Directive
Below are entries; tally how many lines hold the string "Digikerho" and answer with only that figure.

[Start Data shown]

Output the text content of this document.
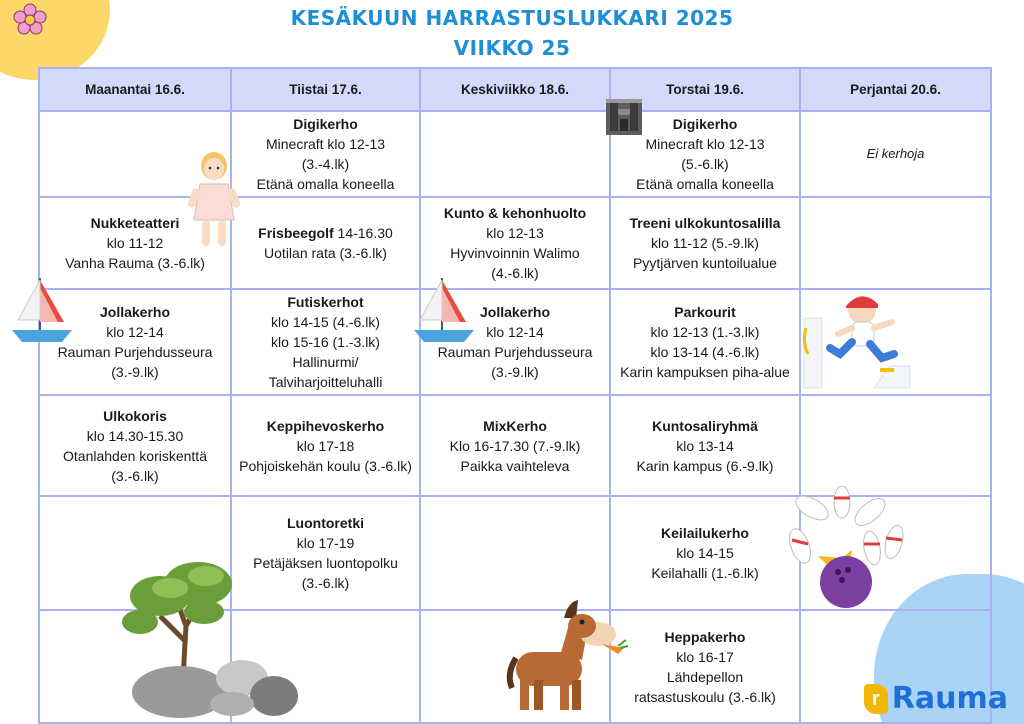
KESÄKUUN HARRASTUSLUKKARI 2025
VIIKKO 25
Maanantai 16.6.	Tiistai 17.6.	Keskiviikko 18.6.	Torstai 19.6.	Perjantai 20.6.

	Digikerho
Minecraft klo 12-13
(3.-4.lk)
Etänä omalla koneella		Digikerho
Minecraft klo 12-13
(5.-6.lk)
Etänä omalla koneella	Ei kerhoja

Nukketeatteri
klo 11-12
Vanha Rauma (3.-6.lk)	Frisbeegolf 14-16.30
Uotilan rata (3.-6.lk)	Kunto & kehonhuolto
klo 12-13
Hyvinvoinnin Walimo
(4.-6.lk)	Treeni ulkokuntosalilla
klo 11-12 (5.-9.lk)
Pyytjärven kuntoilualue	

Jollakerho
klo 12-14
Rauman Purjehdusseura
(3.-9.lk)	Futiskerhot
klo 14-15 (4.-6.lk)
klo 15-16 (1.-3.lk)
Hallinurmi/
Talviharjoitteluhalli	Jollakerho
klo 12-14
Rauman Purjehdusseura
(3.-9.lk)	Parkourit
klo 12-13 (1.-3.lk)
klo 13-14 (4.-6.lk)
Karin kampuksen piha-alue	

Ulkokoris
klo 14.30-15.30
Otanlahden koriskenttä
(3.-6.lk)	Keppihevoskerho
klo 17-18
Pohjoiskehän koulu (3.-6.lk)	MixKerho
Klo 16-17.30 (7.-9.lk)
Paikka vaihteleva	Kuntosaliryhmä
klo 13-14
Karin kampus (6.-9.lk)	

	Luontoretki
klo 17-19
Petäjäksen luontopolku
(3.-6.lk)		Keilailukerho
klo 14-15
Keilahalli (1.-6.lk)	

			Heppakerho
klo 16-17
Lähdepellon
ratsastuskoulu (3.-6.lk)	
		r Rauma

[End Data shown]

Completed exercise
2